STORED RECORDS:
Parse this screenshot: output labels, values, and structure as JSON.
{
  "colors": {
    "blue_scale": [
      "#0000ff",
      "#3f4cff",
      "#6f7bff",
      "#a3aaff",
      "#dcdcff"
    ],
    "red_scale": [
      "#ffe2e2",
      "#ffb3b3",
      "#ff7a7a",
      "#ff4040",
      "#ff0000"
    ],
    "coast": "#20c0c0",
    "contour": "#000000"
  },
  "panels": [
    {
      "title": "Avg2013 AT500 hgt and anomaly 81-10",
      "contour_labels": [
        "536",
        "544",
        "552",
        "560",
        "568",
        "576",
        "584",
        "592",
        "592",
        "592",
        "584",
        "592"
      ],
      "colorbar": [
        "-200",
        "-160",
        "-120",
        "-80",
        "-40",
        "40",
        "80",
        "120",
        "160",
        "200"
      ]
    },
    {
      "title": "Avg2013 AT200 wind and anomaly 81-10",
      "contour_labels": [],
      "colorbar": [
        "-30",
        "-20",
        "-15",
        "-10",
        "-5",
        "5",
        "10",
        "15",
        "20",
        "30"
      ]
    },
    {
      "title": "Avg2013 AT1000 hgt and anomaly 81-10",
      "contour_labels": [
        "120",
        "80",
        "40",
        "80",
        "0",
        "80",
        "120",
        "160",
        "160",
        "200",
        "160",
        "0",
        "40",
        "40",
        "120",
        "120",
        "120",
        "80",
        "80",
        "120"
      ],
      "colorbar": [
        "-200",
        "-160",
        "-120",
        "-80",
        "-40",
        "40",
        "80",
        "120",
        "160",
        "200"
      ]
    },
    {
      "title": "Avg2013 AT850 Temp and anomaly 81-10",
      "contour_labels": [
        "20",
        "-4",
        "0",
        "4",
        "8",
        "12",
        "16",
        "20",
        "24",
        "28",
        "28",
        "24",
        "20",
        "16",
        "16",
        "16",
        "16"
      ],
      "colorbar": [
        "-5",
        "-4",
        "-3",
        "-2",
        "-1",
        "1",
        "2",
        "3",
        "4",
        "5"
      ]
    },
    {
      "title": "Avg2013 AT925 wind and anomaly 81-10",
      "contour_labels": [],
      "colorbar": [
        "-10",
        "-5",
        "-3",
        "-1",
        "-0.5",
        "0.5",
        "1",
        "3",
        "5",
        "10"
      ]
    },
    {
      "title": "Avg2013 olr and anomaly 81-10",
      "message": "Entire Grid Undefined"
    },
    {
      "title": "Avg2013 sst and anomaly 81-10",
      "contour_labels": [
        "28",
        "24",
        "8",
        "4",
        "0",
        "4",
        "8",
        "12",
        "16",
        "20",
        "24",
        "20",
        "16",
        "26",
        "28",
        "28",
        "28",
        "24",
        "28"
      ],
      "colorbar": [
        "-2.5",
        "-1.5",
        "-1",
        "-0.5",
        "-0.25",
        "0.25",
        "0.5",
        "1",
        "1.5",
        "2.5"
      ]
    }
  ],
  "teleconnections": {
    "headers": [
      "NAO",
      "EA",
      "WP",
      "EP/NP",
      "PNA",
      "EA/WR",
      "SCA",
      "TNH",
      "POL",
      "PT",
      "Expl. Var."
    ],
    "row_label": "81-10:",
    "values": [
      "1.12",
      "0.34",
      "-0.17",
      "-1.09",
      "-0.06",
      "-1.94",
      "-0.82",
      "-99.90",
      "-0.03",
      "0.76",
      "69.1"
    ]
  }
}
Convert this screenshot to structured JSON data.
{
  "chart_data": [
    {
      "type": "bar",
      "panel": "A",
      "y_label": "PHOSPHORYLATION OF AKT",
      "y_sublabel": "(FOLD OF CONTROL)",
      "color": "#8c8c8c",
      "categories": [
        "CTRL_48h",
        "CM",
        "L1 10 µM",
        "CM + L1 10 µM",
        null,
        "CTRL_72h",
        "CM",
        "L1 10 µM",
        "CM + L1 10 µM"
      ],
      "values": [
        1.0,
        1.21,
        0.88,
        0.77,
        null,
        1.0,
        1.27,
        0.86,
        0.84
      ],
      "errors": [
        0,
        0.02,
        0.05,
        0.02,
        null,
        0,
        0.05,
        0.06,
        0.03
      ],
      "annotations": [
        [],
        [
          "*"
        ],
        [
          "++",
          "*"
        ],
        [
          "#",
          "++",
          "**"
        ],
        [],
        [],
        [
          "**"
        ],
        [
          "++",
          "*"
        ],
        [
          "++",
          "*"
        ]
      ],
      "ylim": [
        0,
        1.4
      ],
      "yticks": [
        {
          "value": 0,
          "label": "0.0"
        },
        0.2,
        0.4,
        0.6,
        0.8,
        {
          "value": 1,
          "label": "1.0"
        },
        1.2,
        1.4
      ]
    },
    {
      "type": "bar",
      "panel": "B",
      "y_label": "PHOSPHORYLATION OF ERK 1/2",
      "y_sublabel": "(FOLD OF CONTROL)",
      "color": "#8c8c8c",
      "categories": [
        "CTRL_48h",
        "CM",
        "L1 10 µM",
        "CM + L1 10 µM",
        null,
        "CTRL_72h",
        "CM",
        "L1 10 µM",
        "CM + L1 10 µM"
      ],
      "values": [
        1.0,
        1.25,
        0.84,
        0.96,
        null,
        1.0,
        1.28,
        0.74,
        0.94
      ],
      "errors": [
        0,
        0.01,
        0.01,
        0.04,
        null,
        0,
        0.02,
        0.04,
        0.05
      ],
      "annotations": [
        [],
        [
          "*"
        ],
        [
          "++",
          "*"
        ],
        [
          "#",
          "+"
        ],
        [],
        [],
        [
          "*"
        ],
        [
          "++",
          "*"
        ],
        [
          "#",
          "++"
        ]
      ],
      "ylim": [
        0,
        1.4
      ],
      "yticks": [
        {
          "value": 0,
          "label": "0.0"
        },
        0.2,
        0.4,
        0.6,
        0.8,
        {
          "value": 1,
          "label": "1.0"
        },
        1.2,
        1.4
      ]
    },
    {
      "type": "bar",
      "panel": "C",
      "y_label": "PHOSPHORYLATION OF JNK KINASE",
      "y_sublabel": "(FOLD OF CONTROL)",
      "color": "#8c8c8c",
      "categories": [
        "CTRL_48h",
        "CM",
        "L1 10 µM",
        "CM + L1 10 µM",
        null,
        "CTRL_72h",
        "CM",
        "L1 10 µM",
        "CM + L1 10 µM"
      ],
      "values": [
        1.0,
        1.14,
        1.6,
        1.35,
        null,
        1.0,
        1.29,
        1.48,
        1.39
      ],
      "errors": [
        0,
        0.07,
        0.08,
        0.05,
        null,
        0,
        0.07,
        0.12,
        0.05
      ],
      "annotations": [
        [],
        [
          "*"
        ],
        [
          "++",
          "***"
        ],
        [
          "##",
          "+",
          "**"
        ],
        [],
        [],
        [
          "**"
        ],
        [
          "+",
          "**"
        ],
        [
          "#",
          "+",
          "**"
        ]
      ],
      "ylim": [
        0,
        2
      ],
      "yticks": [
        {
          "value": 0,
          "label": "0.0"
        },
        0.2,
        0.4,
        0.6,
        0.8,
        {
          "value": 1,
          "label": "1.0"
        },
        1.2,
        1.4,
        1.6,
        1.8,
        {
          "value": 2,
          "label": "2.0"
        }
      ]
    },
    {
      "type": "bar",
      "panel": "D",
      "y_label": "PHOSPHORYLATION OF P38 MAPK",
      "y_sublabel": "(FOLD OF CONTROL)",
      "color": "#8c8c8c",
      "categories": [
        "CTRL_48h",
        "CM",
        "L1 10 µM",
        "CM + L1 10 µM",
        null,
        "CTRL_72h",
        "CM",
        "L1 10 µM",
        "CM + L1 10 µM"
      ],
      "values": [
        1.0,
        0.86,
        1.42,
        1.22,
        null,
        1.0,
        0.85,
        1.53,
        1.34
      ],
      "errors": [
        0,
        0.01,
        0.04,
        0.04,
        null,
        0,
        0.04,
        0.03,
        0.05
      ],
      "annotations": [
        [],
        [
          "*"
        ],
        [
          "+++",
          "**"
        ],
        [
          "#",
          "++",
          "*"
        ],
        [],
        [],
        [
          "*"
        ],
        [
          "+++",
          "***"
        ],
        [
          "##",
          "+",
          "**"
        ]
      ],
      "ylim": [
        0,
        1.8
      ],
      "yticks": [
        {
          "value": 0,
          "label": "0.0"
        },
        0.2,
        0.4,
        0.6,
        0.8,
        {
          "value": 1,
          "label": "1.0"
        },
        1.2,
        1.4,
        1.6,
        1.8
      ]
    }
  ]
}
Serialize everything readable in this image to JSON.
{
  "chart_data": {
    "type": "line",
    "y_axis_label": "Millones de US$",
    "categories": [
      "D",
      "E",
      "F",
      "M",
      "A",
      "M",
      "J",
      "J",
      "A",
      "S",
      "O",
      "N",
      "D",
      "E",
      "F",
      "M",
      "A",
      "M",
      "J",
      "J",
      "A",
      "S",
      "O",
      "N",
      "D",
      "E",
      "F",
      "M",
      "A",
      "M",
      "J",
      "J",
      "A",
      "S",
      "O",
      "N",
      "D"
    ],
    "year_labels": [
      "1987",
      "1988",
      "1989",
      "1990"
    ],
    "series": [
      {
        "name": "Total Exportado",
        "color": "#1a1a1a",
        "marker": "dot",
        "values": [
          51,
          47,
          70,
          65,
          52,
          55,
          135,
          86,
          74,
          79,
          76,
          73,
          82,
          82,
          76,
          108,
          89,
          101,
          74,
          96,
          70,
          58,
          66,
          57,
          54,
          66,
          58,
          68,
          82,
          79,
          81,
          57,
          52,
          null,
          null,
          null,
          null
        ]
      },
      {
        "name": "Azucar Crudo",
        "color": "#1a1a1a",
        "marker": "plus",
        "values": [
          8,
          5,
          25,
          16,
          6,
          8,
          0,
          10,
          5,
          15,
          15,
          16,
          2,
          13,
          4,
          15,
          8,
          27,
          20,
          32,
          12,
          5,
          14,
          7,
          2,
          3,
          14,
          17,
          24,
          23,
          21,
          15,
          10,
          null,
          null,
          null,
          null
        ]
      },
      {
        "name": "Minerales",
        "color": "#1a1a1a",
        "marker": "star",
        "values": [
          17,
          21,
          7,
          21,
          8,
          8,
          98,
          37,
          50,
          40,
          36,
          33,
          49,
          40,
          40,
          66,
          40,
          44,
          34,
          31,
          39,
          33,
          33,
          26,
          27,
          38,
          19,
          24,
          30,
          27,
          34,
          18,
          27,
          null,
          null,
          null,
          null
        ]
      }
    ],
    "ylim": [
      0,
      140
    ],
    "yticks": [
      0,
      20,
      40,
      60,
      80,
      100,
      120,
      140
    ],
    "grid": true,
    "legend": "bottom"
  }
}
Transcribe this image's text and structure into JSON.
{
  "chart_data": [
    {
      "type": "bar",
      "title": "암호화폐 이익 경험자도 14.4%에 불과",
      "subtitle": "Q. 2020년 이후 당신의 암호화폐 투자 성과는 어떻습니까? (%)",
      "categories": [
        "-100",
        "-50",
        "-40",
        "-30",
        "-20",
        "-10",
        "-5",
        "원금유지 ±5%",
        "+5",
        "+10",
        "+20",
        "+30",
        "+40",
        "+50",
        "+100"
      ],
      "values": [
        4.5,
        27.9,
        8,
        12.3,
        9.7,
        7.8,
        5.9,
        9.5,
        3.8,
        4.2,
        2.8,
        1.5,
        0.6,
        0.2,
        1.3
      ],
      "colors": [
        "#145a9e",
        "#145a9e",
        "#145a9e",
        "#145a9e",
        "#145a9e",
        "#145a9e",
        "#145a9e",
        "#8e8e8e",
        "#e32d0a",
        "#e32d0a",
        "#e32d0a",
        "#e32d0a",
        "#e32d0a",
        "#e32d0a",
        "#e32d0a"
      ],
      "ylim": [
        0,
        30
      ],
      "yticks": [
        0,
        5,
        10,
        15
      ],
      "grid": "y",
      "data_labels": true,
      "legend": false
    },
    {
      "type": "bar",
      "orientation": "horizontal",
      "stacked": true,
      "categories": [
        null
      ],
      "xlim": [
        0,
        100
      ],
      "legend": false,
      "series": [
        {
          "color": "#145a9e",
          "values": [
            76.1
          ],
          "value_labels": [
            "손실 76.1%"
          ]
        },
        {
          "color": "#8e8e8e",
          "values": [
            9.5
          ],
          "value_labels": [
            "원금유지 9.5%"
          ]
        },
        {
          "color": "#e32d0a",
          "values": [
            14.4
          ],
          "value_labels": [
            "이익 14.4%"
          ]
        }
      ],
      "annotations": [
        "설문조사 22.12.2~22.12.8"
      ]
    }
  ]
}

DIRECTIONS:
Extract every line from the one containing "Transcribe this image's" to the end of the entries, including both of those lines, exactly as given and with nothing added.

OUTPUT FOR THIS TASK:
Transcribe this image's text and structure into JSON.
{
  "chart_data": [
    {
      "type": "bar",
      "title": "암호화폐 이익 경험자도 14.4%에 불과",
      "subtitle": "Q. 2020년 이후 당신의 암호화폐 투자 성과는 어떻습니까? (%)",
      "categories": [
        "-100",
        "-50",
        "-40",
        "-30",
        "-20",
        "-10",
        "-5",
        "원금유지 ±5%",
        "+5",
        "+10",
        "+20",
        "+30",
        "+40",
        "+50",
        "+100"
      ],
      "values": [
        4.5,
        27.9,
        8,
        12.3,
        9.7,
        7.8,
        5.9,
        9.5,
        3.8,
        4.2,
        2.8,
        1.5,
        0.6,
        0.2,
        1.3
      ],
      "colors": [
        "#145a9e",
        "#145a9e",
        "#145a9e",
        "#145a9e",
        "#145a9e",
        "#145a9e",
        "#145a9e",
        "#8e8e8e",
        "#e32d0a",
        "#e32d0a",
        "#e32d0a",
        "#e32d0a",
        "#e32d0a",
        "#e32d0a",
        "#e32d0a"
      ],
      "ylim": [
        0,
        30
      ],
      "yticks": [
        0,
        5,
        10,
        15
      ],
      "grid": "y",
      "data_labels": true,
      "legend": false
    },
    {
      "type": "bar",
      "orientation": "horizontal",
      "stacked": true,
      "categories": [
        null
      ],
      "xlim": [
        0,
        100
      ],
      "legend": false,
      "series": [
        {
          "color": "#145a9e",
          "values": [
            76.1
          ],
          "value_labels": [
            "손실 76.1%"
          ]
        },
        {
          "color": "#8e8e8e",
          "values": [
            9.5
          ],
          "value_labels": [
            "원금유지 9.5%"
          ]
        },
        {
          "color": "#e32d0a",
          "values": [
            14.4
          ],
          "value_labels": [
            "이익 14.4%"
          ]
        }
      ],
      "annotations": [
        "설문조사 22.12.2~22.12.8"
      ]
    }
  ]
}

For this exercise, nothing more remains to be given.